Отрывок ->

Но при всем том круг византийского чтения не сводился только к богословско-агиографическим памятникам, не они одни отвечали на вопросы любознательного читателя. В ходу оставались античные авторы: Гомер и Пиндар, трагики и Аристофан, историки и ораторы, Плутарх и Элиан. Византийцы читали, переписывали и комментировали греческих философов, математиков, астрономов, врачей, агрономов. Отвергая языческое мировоззрение, византийцы отнюдь не отвергли языческую книгу, а многие из образованных подданных василевса преклонялись перед античной литературой.
Собственная светская литература византийцев также представлена множеством жанров. Оставим в стороне научную книгу, хотя в средние века грань между научной литературой и беллетристикой воспринималась как гораздо более расплывчатая, нежели ныне. Коснемся только того, что может быть названо художественной литературой.
Исторические сочинения в Византии, как и в античные времена, оставались и наставительным, и развлекательным чтением. Они были весьма популярны и весьма разнообразны по характеру и по форме. На одном полюсе всемирно-исторические хроники, начинающие повествование от сотворения мира и предлагающие читателю объективизированный эпический рассказ о торжестве христианского благочестия и карах для грешников. На другом — своеобразные мемуары, где автор охватывает обозримый период времени и подробно повествует о себе и своей роли в современных событиях. Тут и обширные компендиумы, и краткие (так называемые малые) хроники, и исторические книги в прозе и в стихах. Византийцы тянулись к прошлому, остро чувствовали связь прошлого с настоящим, и неудивительно, что именно в этом жанре достигли особенно интересных результатов. Об одном из одареннейших византийских историков, о Никите Хониате, мы уже говорили подробно.

Данные ->
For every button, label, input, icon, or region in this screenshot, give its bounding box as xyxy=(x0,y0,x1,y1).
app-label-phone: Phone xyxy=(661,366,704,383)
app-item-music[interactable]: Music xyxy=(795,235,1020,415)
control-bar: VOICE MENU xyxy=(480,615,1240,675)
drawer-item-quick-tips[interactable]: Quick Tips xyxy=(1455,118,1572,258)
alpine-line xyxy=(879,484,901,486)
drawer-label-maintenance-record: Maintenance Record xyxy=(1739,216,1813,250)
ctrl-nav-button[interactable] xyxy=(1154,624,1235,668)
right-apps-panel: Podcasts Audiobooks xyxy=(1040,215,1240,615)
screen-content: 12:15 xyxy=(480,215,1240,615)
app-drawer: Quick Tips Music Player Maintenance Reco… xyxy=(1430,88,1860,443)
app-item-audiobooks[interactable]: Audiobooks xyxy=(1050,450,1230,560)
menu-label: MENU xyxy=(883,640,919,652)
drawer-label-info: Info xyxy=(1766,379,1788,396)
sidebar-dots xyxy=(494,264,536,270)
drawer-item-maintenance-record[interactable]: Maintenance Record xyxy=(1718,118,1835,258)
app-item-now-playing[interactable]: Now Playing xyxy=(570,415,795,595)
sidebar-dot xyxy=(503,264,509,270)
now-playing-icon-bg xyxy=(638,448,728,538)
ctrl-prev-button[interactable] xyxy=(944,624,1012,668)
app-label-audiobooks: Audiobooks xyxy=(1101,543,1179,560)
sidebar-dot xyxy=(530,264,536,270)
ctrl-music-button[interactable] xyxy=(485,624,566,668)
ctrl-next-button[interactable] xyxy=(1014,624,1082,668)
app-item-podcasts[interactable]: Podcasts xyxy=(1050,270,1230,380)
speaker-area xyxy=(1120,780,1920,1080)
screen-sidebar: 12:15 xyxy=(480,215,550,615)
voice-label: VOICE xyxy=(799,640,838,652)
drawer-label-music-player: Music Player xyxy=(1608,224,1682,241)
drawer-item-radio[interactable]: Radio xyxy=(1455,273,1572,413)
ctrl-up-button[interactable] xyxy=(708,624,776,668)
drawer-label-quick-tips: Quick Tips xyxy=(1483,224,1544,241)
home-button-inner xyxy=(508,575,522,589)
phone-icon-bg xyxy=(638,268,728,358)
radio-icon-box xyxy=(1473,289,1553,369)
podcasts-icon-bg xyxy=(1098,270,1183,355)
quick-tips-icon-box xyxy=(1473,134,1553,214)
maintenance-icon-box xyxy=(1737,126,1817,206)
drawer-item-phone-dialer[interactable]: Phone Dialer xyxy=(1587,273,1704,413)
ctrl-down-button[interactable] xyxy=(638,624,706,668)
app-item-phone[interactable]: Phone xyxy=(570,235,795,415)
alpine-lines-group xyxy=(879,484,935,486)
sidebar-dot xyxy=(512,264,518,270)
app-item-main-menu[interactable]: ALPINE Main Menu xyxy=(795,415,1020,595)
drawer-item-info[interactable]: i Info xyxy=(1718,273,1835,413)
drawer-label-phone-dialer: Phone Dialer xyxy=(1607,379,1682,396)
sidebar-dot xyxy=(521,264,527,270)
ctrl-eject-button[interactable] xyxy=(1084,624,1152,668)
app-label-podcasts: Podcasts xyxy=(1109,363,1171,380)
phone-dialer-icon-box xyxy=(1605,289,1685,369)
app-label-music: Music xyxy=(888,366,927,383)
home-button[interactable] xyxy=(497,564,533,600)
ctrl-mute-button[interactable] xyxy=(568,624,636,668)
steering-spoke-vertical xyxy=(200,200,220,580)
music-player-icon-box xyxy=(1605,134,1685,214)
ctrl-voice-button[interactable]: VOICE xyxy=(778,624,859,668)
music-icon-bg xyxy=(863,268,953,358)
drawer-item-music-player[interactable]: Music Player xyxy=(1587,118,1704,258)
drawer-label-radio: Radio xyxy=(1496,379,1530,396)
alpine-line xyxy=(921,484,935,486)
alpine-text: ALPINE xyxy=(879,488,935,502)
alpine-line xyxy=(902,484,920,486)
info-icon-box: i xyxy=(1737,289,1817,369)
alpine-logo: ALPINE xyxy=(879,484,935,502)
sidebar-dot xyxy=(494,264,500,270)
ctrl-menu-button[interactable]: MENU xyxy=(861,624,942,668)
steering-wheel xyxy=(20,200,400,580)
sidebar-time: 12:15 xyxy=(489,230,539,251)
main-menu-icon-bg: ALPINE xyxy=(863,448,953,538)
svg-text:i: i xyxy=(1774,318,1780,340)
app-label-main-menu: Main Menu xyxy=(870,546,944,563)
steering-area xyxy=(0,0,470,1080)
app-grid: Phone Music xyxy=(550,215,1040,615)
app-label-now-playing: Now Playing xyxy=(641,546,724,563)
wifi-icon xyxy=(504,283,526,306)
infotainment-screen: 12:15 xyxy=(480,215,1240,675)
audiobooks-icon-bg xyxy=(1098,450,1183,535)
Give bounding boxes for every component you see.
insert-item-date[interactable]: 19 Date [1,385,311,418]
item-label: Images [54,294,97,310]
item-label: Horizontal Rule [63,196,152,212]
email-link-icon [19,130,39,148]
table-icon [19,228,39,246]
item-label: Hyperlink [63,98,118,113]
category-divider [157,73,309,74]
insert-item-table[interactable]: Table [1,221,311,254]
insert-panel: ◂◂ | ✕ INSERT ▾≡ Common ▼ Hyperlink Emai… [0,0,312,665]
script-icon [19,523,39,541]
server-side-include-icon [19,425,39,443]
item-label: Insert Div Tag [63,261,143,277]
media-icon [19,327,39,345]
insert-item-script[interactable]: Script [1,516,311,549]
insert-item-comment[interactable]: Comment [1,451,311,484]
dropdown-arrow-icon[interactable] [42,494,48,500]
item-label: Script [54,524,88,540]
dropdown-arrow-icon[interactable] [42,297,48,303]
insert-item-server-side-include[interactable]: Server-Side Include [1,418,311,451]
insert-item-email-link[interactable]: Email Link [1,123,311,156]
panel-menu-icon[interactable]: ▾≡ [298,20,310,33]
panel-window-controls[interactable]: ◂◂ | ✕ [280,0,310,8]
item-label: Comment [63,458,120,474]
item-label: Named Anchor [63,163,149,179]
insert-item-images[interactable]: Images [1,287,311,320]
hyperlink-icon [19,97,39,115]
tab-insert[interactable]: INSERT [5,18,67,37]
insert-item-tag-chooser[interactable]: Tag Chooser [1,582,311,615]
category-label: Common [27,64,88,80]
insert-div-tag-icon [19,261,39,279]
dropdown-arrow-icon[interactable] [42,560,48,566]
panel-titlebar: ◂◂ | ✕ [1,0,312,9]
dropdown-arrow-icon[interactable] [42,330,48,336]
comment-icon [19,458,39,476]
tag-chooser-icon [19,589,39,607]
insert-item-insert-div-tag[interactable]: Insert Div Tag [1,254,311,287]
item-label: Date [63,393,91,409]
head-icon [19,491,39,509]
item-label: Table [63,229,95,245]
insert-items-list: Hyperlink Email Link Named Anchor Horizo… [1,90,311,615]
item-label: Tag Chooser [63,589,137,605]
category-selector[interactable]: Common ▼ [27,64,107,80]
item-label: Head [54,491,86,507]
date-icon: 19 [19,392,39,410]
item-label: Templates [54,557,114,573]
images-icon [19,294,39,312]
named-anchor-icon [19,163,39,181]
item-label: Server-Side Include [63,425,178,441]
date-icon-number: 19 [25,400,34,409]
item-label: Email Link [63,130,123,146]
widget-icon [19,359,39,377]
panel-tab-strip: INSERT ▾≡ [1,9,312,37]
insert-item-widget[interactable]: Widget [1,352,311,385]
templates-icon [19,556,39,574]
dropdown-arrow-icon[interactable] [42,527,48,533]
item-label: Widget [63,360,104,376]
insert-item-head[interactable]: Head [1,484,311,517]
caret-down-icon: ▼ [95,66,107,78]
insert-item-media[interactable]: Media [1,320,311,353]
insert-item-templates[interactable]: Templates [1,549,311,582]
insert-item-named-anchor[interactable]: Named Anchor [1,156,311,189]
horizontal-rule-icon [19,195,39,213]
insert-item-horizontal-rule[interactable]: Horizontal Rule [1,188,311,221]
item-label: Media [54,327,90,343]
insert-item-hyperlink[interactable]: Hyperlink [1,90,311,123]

Задания ->
**a.** Перепишите из отрывка о византийской литературе часть, которая начинается со слов «Но при всем» и заканчивается словами «перед античной литературой.».
**b.** Продолжите отрывок о византийской литературе, начав сразу после его последнего предложения.
Данные здесь ни при чём.

Ответы ->
**a.**
Но при всем том круг византийского чтения не сводился только к богословско-агиографическим памятникам, не они одни отвечали на вопросы любознательного читателя. В ходу оставались античные авторы: Гомер и Пиндар, трагики и Аристофан, историки и ораторы, Плутарх и Элиан. Византийцы читали, переписывали и комментировали греческих философов, математиков, астрономов, врачей, агрономов. Отвергая языческое мировоззрение, византийцы отнюдь не отвергли языческую книгу, а многие из образованных подданных василевса преклонялись перед античной литературой.

**b.**
Исторический факт служил материалом не только для летописи в собственном смысле слова, но и для так называемого энкомия, похвального слова. Энкомий по сути дела — двойник жития, только объект его не мученик и аскет, а император, полководец или даже писатель. Грань, разумеется, едва различима не только потому, что героем энкомия мог быть патриарх, а героем жития — полководец, но и потому, что в византийском похвальном слове светское лицо наделялось обыкновенно и светскими достоинствами (мужеством, разумом, красноречием), и христианскими добродетелями (благочестием, человеколюбием, смирением). Да и структура энкомия и жития во многом совпадала: и то и другое, к примеру, следовало начинать с рассказа о благородстве происхождения прославляемого героя и о достоинствах его родины.
Самих византийцев, впрочем, больше занимало отличие энкомия не от жития, а от исторического сочинения. «Я пишу историю, а не энкомий» — эту ставшую стандартной фразу мы встречаем у многих византийских историков. Различие обоих жанров особенно бросается в глаза при сопоставлении двух сочинений, созданных одним автором. Один и тот же писатель одно и то же событие нередко освещает по-разному в хронике и в похвальном слове. Мы гадаем, в чем причина — в забывчивости или, может быть, в политическом конформизме, позволявшем легко менять убеждения. Признавая за византийскими писателями все человеческие слабости — и дурную память, и политическую непоследовательность, мы должны все-таки сделать известную скидку и на специфику жанра, на суровую требовательность литературного этикета.